» **WRITTEN PROBLEM**: Of the lines in this material, how many contain "Port"? Answer with a single number only.

» **SUPPLIED RECORDS**:

--- Begin ---

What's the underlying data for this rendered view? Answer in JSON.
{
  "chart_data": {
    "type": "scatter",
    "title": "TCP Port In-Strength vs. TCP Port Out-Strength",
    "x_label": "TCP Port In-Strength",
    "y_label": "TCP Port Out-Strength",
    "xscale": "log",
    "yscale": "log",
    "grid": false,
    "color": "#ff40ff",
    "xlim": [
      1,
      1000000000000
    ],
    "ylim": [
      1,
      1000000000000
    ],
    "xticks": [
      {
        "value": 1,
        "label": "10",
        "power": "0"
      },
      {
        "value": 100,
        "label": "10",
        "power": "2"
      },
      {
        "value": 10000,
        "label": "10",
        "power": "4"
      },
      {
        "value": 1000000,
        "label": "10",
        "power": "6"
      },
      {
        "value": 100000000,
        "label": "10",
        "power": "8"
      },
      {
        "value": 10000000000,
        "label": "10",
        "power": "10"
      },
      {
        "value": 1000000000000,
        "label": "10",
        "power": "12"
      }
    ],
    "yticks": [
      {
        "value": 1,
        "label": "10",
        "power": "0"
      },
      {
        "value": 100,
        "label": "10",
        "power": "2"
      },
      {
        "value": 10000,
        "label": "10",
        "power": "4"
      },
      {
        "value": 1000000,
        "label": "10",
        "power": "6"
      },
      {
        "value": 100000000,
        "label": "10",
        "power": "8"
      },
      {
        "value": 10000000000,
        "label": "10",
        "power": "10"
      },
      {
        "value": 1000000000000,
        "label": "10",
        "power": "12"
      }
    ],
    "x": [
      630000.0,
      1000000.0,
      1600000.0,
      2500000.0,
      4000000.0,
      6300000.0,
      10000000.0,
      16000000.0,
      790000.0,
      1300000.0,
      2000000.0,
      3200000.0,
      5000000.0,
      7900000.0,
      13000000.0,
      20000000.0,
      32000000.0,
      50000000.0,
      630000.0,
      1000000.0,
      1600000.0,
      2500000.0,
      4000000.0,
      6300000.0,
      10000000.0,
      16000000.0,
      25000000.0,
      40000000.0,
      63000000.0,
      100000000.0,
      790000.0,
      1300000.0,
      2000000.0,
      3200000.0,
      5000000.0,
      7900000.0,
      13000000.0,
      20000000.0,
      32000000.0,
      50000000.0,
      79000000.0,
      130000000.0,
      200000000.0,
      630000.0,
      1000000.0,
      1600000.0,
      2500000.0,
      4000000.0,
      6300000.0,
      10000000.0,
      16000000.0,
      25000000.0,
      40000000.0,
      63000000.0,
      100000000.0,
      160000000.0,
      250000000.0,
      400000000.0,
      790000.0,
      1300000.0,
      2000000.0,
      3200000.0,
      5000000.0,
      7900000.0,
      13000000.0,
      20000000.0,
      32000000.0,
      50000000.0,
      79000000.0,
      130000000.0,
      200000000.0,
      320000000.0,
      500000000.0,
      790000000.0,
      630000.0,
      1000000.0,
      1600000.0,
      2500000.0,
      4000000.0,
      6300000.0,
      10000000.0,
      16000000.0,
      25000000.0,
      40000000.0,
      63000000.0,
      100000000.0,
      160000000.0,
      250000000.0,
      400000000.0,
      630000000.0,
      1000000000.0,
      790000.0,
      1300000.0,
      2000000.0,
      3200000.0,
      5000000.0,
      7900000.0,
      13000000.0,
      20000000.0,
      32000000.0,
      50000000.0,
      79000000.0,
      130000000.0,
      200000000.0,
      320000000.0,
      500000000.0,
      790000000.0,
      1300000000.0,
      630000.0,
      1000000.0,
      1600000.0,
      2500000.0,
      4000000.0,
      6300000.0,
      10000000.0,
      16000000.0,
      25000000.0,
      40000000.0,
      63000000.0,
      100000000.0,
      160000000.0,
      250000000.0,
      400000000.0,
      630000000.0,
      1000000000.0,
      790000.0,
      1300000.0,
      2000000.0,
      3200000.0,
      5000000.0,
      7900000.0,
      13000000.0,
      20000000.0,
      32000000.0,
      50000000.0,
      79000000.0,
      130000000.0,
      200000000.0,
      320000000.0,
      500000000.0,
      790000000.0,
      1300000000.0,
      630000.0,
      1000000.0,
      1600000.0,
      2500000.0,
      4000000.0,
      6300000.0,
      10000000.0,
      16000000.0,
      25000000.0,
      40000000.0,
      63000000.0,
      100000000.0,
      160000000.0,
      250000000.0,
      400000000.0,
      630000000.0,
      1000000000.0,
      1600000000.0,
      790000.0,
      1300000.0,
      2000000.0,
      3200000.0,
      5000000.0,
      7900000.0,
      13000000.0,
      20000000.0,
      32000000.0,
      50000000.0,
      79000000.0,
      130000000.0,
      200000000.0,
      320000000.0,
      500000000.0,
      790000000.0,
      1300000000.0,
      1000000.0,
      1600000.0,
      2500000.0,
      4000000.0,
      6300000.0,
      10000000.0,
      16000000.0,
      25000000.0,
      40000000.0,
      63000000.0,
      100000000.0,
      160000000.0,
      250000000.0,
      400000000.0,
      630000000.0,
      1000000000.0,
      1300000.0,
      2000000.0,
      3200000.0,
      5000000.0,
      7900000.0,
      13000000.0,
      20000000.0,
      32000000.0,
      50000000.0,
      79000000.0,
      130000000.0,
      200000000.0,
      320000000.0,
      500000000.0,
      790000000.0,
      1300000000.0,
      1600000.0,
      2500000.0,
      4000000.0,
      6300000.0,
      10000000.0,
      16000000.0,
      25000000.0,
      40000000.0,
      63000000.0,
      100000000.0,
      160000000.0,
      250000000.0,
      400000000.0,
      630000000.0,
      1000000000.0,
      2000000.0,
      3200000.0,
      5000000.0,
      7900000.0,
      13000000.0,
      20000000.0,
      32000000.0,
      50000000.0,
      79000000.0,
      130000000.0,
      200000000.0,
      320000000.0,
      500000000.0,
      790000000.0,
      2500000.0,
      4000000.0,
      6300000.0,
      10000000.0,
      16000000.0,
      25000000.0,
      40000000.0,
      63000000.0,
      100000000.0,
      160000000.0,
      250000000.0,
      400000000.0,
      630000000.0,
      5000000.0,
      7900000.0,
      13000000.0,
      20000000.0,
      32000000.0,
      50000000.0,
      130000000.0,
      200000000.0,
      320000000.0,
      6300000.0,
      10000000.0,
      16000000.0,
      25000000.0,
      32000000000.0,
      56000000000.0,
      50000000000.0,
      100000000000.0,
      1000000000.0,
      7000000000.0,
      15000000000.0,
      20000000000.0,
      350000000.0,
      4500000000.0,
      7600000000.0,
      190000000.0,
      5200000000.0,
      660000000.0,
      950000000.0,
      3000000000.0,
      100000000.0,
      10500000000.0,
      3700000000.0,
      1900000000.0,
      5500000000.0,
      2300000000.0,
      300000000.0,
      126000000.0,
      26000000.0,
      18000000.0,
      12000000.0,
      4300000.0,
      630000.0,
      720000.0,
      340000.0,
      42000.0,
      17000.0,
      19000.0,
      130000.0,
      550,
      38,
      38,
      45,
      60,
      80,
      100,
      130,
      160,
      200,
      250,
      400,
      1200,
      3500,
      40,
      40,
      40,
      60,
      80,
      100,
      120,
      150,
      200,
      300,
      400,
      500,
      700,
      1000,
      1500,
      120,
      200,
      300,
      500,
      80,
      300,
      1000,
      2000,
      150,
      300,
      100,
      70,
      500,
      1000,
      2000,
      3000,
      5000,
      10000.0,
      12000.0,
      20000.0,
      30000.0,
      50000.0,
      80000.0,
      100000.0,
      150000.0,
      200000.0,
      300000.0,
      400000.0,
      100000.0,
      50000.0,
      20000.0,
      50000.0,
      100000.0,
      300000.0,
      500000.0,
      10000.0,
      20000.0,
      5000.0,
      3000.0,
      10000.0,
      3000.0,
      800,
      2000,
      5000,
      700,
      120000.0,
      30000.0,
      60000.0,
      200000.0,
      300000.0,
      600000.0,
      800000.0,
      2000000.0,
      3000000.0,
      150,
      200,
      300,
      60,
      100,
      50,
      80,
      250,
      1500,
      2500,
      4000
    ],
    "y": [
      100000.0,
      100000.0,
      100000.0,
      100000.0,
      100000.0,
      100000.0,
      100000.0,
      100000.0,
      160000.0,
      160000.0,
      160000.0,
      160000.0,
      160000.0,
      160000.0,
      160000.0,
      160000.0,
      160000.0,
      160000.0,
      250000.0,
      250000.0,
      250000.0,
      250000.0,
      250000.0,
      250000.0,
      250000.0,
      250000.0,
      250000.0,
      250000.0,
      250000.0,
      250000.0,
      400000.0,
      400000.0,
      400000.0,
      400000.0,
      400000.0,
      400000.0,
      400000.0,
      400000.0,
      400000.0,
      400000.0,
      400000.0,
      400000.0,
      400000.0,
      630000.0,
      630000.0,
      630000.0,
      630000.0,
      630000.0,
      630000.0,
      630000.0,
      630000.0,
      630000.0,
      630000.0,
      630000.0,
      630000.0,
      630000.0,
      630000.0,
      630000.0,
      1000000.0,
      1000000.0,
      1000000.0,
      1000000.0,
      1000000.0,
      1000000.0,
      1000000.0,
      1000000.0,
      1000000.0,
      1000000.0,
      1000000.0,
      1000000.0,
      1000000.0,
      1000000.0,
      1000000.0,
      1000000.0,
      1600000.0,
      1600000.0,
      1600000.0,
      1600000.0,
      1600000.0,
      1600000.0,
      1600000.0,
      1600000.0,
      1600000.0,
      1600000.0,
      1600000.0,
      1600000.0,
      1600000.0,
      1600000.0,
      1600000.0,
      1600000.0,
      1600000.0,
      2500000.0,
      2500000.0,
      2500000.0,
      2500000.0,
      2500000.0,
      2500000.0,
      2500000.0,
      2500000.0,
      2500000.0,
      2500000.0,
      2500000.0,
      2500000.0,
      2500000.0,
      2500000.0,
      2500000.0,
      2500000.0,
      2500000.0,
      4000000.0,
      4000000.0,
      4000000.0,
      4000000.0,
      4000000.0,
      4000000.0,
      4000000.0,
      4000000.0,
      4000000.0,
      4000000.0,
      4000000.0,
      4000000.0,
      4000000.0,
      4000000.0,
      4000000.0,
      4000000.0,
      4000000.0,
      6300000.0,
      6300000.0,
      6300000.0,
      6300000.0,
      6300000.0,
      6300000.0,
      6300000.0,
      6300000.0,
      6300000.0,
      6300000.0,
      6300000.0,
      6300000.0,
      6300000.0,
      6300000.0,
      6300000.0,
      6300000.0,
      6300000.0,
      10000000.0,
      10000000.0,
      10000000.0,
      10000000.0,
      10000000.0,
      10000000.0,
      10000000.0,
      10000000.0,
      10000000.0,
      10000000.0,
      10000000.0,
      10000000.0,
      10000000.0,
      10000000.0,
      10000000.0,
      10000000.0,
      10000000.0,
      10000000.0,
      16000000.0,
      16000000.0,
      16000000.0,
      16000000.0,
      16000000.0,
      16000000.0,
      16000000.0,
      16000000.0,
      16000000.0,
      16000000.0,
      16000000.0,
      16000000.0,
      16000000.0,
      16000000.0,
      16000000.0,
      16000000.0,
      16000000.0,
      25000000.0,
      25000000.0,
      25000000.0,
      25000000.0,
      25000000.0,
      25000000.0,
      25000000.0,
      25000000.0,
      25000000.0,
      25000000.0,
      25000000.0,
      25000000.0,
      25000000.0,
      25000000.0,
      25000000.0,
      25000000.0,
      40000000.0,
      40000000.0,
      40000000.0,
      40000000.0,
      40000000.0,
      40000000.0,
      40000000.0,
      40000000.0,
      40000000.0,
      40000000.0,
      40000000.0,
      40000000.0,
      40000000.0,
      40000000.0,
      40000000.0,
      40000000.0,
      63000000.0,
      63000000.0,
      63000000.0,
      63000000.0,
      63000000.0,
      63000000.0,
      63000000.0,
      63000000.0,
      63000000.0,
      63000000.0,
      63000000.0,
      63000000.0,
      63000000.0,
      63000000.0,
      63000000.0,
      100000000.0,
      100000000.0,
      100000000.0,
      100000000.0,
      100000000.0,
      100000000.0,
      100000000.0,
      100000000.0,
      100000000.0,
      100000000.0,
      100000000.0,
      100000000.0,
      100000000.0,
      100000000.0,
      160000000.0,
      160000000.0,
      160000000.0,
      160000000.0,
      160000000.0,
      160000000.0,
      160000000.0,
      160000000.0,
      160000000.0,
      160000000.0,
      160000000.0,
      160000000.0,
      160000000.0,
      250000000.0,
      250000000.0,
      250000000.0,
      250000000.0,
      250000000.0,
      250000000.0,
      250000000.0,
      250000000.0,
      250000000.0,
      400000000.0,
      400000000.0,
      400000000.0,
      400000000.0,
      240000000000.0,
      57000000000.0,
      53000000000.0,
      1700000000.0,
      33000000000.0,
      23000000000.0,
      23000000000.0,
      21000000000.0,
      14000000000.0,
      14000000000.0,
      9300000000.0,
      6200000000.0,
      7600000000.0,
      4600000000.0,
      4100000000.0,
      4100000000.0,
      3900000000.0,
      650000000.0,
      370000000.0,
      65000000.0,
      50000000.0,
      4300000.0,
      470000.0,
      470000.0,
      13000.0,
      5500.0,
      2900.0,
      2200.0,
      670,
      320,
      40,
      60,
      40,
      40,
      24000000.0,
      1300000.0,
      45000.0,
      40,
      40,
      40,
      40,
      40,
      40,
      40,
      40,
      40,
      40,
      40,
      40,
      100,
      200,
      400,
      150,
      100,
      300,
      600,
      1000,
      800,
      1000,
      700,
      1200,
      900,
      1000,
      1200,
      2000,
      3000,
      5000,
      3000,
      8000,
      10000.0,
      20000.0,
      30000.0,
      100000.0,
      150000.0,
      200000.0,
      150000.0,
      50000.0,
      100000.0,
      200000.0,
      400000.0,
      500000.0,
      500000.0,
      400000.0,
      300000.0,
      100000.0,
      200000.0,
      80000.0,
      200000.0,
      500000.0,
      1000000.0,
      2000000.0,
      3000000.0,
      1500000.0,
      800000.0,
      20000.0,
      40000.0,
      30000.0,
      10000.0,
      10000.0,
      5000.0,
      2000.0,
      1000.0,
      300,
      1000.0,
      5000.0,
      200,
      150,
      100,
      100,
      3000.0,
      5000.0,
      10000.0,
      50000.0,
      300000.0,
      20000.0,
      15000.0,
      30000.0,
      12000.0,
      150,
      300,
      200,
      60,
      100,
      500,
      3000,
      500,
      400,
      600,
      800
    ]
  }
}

--- End ---

» **ANSWER FOR THE TASK**: 3